Exercise description => Each line in the entries below that holds the string "xlabel" is to be listed.

Records supplied =>

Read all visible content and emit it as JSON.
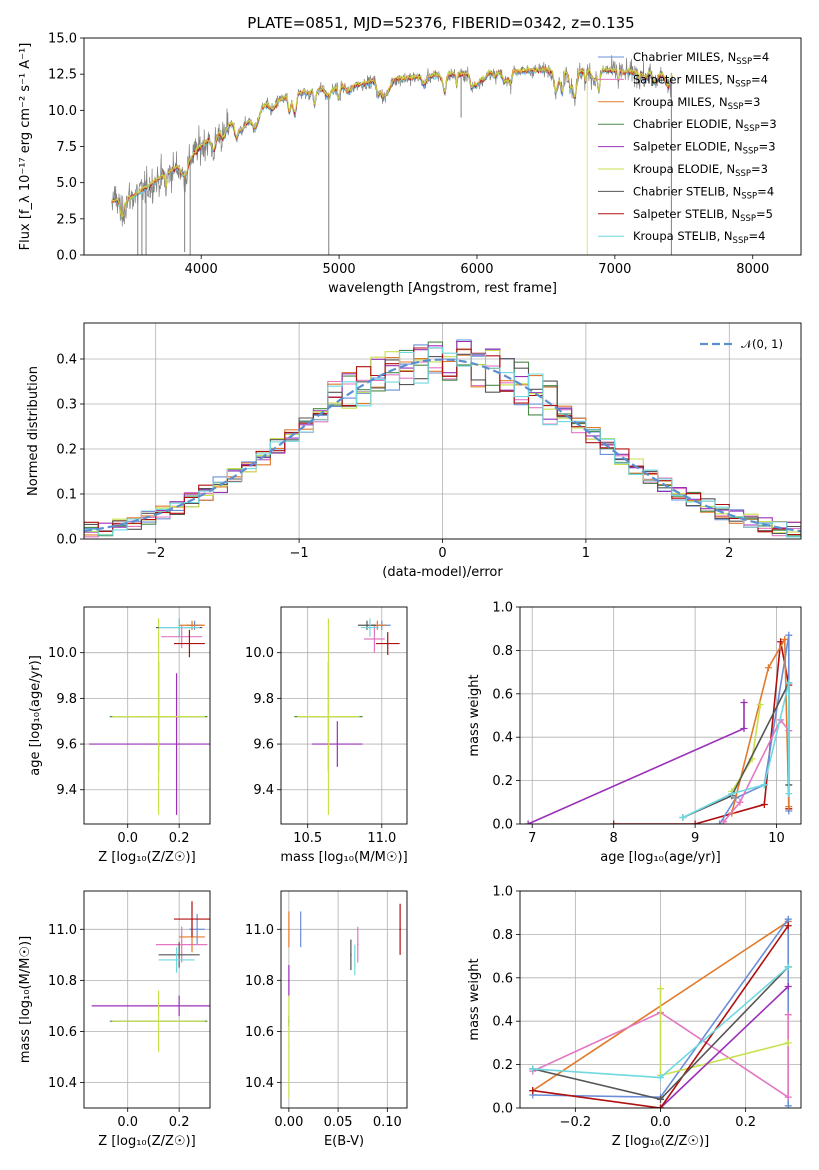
{
  "figure_title": "PLATE=0851, MJD=52376, FIBERID=0342, z=0.135",
  "colors": {
    "Chabrier MILES": "#6a8fd8",
    "Salpeter MILES": "#e377c2",
    "Kroupa MILES": "#e07b2e",
    "Chabrier ELODIE": "#4a8a4a",
    "Salpeter ELODIE": "#9b30b8",
    "Kroupa ELODIE": "#c8e04c",
    "Chabrier STELIB": "#555555",
    "Salpeter STELIB": "#b01010",
    "Kroupa STELIB": "#6fd8e0",
    "data": "#808080",
    "normal": "#5b8fd0"
  },
  "chart_data": [
    {
      "id": "spectrum",
      "type": "line",
      "xlabel": "wavelength [Angstrom, rest frame]",
      "ylabel": "Flux [f_λ 10⁻¹⁷ erg cm⁻² s⁻¹ A⁻¹]",
      "xlim": [
        3150,
        8350
      ],
      "ylim": [
        0,
        15
      ],
      "xticks": [
        4000,
        5000,
        6000,
        7000,
        8000
      ],
      "yticks": [
        0.0,
        2.5,
        5.0,
        7.5,
        10.0,
        12.5,
        15.0
      ],
      "xtick_labels": [
        "4000",
        "5000",
        "6000",
        "7000",
        "8000"
      ],
      "ytick_labels": [
        "0.0",
        "2.5",
        "5.0",
        "7.5",
        "10.0",
        "12.5",
        "15.0"
      ],
      "grid": false,
      "legend_position": "right",
      "legend": [
        {
          "name": "Chabrier MILES",
          "n": "4"
        },
        {
          "name": "Salpeter MILES",
          "n": "4"
        },
        {
          "name": "Kroupa MILES",
          "n": "3"
        },
        {
          "name": "Chabrier ELODIE",
          "n": "3"
        },
        {
          "name": "Salpeter ELODIE",
          "n": "3"
        },
        {
          "name": "Kroupa ELODIE",
          "n": "3"
        },
        {
          "name": "Chabrier STELIB",
          "n": "4"
        },
        {
          "name": "Salpeter STELIB",
          "n": "5"
        },
        {
          "name": "Kroupa STELIB",
          "n": "4"
        }
      ],
      "continuum": {
        "x": [
          3350,
          3500,
          3700,
          3900,
          4000,
          4150,
          4300,
          4500,
          4700,
          4900,
          5100,
          5300,
          5500,
          5700,
          5900,
          6100,
          6300,
          6500,
          6700,
          6900,
          7100,
          7300,
          7420
        ],
        "y": [
          3.7,
          4.0,
          5.3,
          6.5,
          7.5,
          8.7,
          9.6,
          10.5,
          11.2,
          11.5,
          11.7,
          12.1,
          12.2,
          12.4,
          12.5,
          12.6,
          12.7,
          12.8,
          12.7,
          12.8,
          12.6,
          12.5,
          12.4
        ]
      }
    },
    {
      "id": "residuals",
      "type": "histogram",
      "xlabel": "(data-model)/error",
      "ylabel": "Normed distribution",
      "xlim": [
        -2.5,
        2.5
      ],
      "ylim": [
        0,
        0.48
      ],
      "xticks": [
        -2,
        -1,
        0,
        1,
        2
      ],
      "yticks": [
        0.0,
        0.1,
        0.2,
        0.3,
        0.4
      ],
      "xtick_labels": [
        "−2",
        "−1",
        "0",
        "1",
        "2"
      ],
      "ytick_labels": [
        "0.0",
        "0.1",
        "0.2",
        "0.3",
        "0.4"
      ],
      "grid": true,
      "legend_label": "𝒩(0, 1)",
      "legend_position": "top-right",
      "bin_width": 0.1
    },
    {
      "id": "age-vs-Z",
      "type": "scatter",
      "xlabel": "Z [log₁₀(Z/Z☉)]",
      "ylabel": "age  [log₁₀(age/yr)]",
      "xlim": [
        -0.17,
        0.32
      ],
      "ylim": [
        9.25,
        10.2
      ],
      "xticks": [
        0.0,
        0.2
      ],
      "yticks": [
        9.4,
        9.6,
        9.8,
        10.0
      ],
      "xtick_labels": [
        "0.0",
        "0.2"
      ],
      "ytick_labels": [
        "9.4",
        "9.6",
        "9.8",
        "10.0"
      ],
      "grid": true,
      "points": [
        {
          "s": "Chabrier MILES",
          "x": 0.26,
          "xe": 0.03,
          "y": 10.12,
          "ye": 0.02
        },
        {
          "s": "Salpeter MILES",
          "x": 0.21,
          "xe": 0.08,
          "y": 10.07,
          "ye": 0.05
        },
        {
          "s": "Kroupa MILES",
          "x": 0.25,
          "xe": 0.05,
          "y": 10.12,
          "ye": 0.02
        },
        {
          "s": "Chabrier ELODIE",
          "x": 0.12,
          "xe": 0.19,
          "y": 9.72,
          "ye": 0.24
        },
        {
          "s": "Salpeter ELODIE",
          "x": 0.19,
          "xe": 0.34,
          "y": 9.6,
          "ye": 0.31
        },
        {
          "s": "Kroupa ELODIE",
          "x": 0.12,
          "xe": 0.18,
          "y": 9.72,
          "ye": 0.43
        },
        {
          "s": "Chabrier STELIB",
          "x": 0.2,
          "xe": 0.09,
          "y": 10.11,
          "ye": 0.04
        },
        {
          "s": "Salpeter STELIB",
          "x": 0.24,
          "xe": 0.06,
          "y": 10.04,
          "ye": 0.06
        },
        {
          "s": "Kroupa STELIB",
          "x": 0.2,
          "xe": 0.08,
          "y": 10.11,
          "ye": 0.04
        }
      ]
    },
    {
      "id": "age-vs-mass",
      "type": "scatter",
      "xlabel": "mass [log₁₀(M/M☉)]",
      "ylabel": "",
      "xlim": [
        10.32,
        11.17
      ],
      "ylim": [
        9.25,
        10.2
      ],
      "xticks": [
        10.5,
        11.0
      ],
      "yticks": [
        9.4,
        9.6,
        9.8,
        10.0
      ],
      "xtick_labels": [
        "10.5",
        "11.0"
      ],
      "ytick_labels": [
        "9.4",
        "9.6",
        "9.8",
        "10.0"
      ],
      "grid": true,
      "points": [
        {
          "s": "Chabrier MILES",
          "x": 11.0,
          "xe": 0.06,
          "y": 10.12,
          "ye": 0.02
        },
        {
          "s": "Salpeter MILES",
          "x": 10.95,
          "xe": 0.07,
          "y": 10.06,
          "ye": 0.06
        },
        {
          "s": "Kroupa MILES",
          "x": 10.97,
          "xe": 0.06,
          "y": 10.12,
          "ye": 0.02
        },
        {
          "s": "Chabrier ELODIE",
          "x": 10.64,
          "xe": 0.23,
          "y": 9.72,
          "ye": 0.24
        },
        {
          "s": "Salpeter ELODIE",
          "x": 10.7,
          "xe": 0.17,
          "y": 9.6,
          "ye": 0.1
        },
        {
          "s": "Kroupa ELODIE",
          "x": 10.64,
          "xe": 0.21,
          "y": 9.72,
          "ye": 0.43
        },
        {
          "s": "Chabrier STELIB",
          "x": 10.9,
          "xe": 0.06,
          "y": 10.12,
          "ye": 0.02
        },
        {
          "s": "Salpeter STELIB",
          "x": 11.04,
          "xe": 0.08,
          "y": 10.04,
          "ye": 0.05
        },
        {
          "s": "Kroupa STELIB",
          "x": 10.92,
          "xe": 0.06,
          "y": 10.11,
          "ye": 0.04
        }
      ]
    },
    {
      "id": "mass-vs-Z",
      "type": "scatter",
      "xlabel": "Z [log₁₀(Z/Z☉)]",
      "ylabel": "mass [log₁₀(M/M☉)]",
      "xlim": [
        -0.17,
        0.32
      ],
      "ylim": [
        10.3,
        11.15
      ],
      "xticks": [
        0.0,
        0.2
      ],
      "yticks": [
        10.4,
        10.6,
        10.8,
        11.0
      ],
      "xtick_labels": [
        "0.0",
        "0.2"
      ],
      "ytick_labels": [
        "10.4",
        "10.6",
        "10.8",
        "11.0"
      ],
      "grid": true,
      "points": [
        {
          "s": "Chabrier MILES",
          "x": 0.27,
          "xe": 0.03,
          "y": 11.0,
          "ye": 0.06
        },
        {
          "s": "Salpeter MILES",
          "x": 0.21,
          "xe": 0.1,
          "y": 10.94,
          "ye": 0.07
        },
        {
          "s": "Kroupa MILES",
          "x": 0.25,
          "xe": 0.05,
          "y": 10.97,
          "ye": 0.06
        },
        {
          "s": "Chabrier ELODIE",
          "x": 0.12,
          "xe": 0.19,
          "y": 10.64,
          "ye": 0.0
        },
        {
          "s": "Salpeter ELODIE",
          "x": 0.2,
          "xe": 0.34,
          "y": 10.7,
          "ye": 0.04
        },
        {
          "s": "Kroupa ELODIE",
          "x": 0.12,
          "xe": 0.18,
          "y": 10.64,
          "ye": 0.12
        },
        {
          "s": "Chabrier STELIB",
          "x": 0.2,
          "xe": 0.08,
          "y": 10.9,
          "ye": 0.05
        },
        {
          "s": "Salpeter STELIB",
          "x": 0.25,
          "xe": 0.07,
          "y": 11.04,
          "ye": 0.07
        },
        {
          "s": "Kroupa STELIB",
          "x": 0.19,
          "xe": 0.07,
          "y": 10.88,
          "ye": 0.05
        }
      ]
    },
    {
      "id": "mass-vs-ebv",
      "type": "scatter",
      "xlabel": "E(B-V)",
      "ylabel": "",
      "xlim": [
        -0.008,
        0.12
      ],
      "ylim": [
        10.3,
        11.15
      ],
      "xticks": [
        0.0,
        0.05,
        0.1
      ],
      "yticks": [
        10.4,
        10.6,
        10.8,
        11.0
      ],
      "xtick_labels": [
        "0.00",
        "0.05",
        "0.10"
      ],
      "ytick_labels": [
        "10.4",
        "10.6",
        "10.8",
        "11.0"
      ],
      "grid": true,
      "points": [
        {
          "s": "Chabrier MILES",
          "x": 0.012,
          "y": 11.0,
          "ye": 0.07
        },
        {
          "s": "Salpeter MILES",
          "x": 0.07,
          "y": 10.94,
          "ye": 0.07
        },
        {
          "s": "Kroupa MILES",
          "x": 0.0,
          "y": 11.0,
          "ye": 0.07
        },
        {
          "s": "Chabrier ELODIE",
          "x": 0.0,
          "y": 10.64,
          "ye": 0.02
        },
        {
          "s": "Salpeter ELODIE",
          "x": 0.0,
          "y": 10.8,
          "ye": 0.06
        },
        {
          "s": "Kroupa ELODIE",
          "x": 0.0,
          "y": 10.54,
          "ye": 0.2
        },
        {
          "s": "Chabrier STELIB",
          "x": 0.063,
          "y": 10.9,
          "ye": 0.06
        },
        {
          "s": "Salpeter STELIB",
          "x": 0.113,
          "y": 11.0,
          "ye": 0.1
        },
        {
          "s": "Kroupa STELIB",
          "x": 0.067,
          "y": 10.88,
          "ye": 0.06
        }
      ]
    },
    {
      "id": "massweight-vs-age",
      "type": "line",
      "xlabel": "age  [log₁₀(age/yr)]",
      "ylabel": "mass weight",
      "xlim": [
        6.85,
        10.3
      ],
      "ylim": [
        0,
        1
      ],
      "xticks": [
        7,
        8,
        9,
        10
      ],
      "yticks": [
        0.0,
        0.2,
        0.4,
        0.6,
        0.8,
        1.0
      ],
      "xtick_labels": [
        "7",
        "8",
        "9",
        "10"
      ],
      "ytick_labels": [
        "0.0",
        "0.2",
        "0.4",
        "0.6",
        "0.8",
        "1.0"
      ],
      "grid": true,
      "series": [
        {
          "name": "Salpeter ELODIE",
          "x": [
            6.95,
            9.6,
            9.6
          ],
          "y": [
            0.0,
            0.44,
            0.56
          ]
        },
        {
          "name": "Salpeter STELIB",
          "x": [
            8.0,
            9.0,
            9.85,
            10.05,
            10.15,
            10.15
          ],
          "y": [
            0.0,
            0.0,
            0.09,
            0.84,
            0.64,
            0.07
          ]
        },
        {
          "name": "Chabrier MILES",
          "x": [
            9.3,
            9.5,
            9.85,
            10.15,
            10.15
          ],
          "y": [
            0.0,
            0.12,
            0.18,
            0.87,
            0.06
          ]
        },
        {
          "name": "Kroupa MILES",
          "x": [
            9.45,
            9.9,
            10.1,
            10.15
          ],
          "y": [
            0.05,
            0.72,
            0.85,
            0.08
          ]
        },
        {
          "name": "Kroupa ELODIE",
          "x": [
            9.45,
            9.7,
            9.8
          ],
          "y": [
            0.15,
            0.3,
            0.55
          ]
        },
        {
          "name": "Salpeter MILES",
          "x": [
            9.35,
            9.55,
            10.05,
            10.15
          ],
          "y": [
            0.01,
            0.1,
            0.48,
            0.43
          ]
        },
        {
          "name": "Chabrier STELIB",
          "x": [
            8.85,
            9.45,
            10.15,
            10.15
          ],
          "y": [
            0.03,
            0.13,
            0.65,
            0.18
          ]
        },
        {
          "name": "Kroupa STELIB",
          "x": [
            8.85,
            9.45,
            9.85,
            10.15,
            10.15
          ],
          "y": [
            0.03,
            0.14,
            0.18,
            0.65,
            0.14
          ]
        }
      ]
    },
    {
      "id": "massweight-vs-Z",
      "type": "line",
      "xlabel": "Z [log₁₀(Z/Z☉)]",
      "ylabel": "mass weight",
      "xlim": [
        -0.33,
        0.33
      ],
      "ylim": [
        0,
        1
      ],
      "xticks": [
        -0.2,
        0.0,
        0.2
      ],
      "yticks": [
        0.0,
        0.2,
        0.4,
        0.6,
        0.8,
        1.0
      ],
      "xtick_labels": [
        "−0.2",
        "0.0",
        "0.2"
      ],
      "ytick_labels": [
        "0.0",
        "0.2",
        "0.4",
        "0.6",
        "0.8",
        "1.0"
      ],
      "grid": true,
      "series": [
        {
          "name": "Kroupa MILES",
          "x": [
            -0.3,
            0.3
          ],
          "y": [
            0.08,
            0.86
          ]
        },
        {
          "name": "Chabrier MILES",
          "x": [
            -0.3,
            0.0,
            0.3,
            0.3
          ],
          "y": [
            0.06,
            0.05,
            0.87,
            0.01
          ]
        },
        {
          "name": "Salpeter MILES",
          "x": [
            -0.3,
            0.0,
            0.3,
            0.3
          ],
          "y": [
            0.17,
            0.44,
            0.05,
            0.43
          ]
        },
        {
          "name": "Kroupa ELODIE",
          "x": [
            0.0,
            0.0,
            0.3
          ],
          "y": [
            0.55,
            0.15,
            0.3
          ]
        },
        {
          "name": "Salpeter ELODIE",
          "x": [
            0.0,
            0.3
          ],
          "y": [
            0.0,
            0.56
          ]
        },
        {
          "name": "Salpeter STELIB",
          "x": [
            -0.3,
            0.0,
            0.3
          ],
          "y": [
            0.08,
            0.0,
            0.84
          ]
        },
        {
          "name": "Chabrier STELIB",
          "x": [
            -0.3,
            0.0,
            0.3
          ],
          "y": [
            0.18,
            0.04,
            0.65
          ]
        },
        {
          "name": "Kroupa STELIB",
          "x": [
            -0.3,
            0.0,
            0.3
          ],
          "y": [
            0.18,
            0.14,
            0.65
          ]
        }
      ]
    }
  ]
}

Worked solution =>
      "xlabel": "wavelength [Angstrom, rest frame]",
      "xlabel": "(data-model)/error",
      "xlabel": "Z [log₁₀(Z/Z☉)]",
      "xlabel": "mass [log₁₀(M/M☉)]",
      "xlabel": "Z [log₁₀(Z/Z☉)]",
      "xlabel": "E(B-V)",
      "xlabel": "age  [log₁₀(age/yr)]",
      "xlabel": "Z [log₁₀(Z/Z☉)]",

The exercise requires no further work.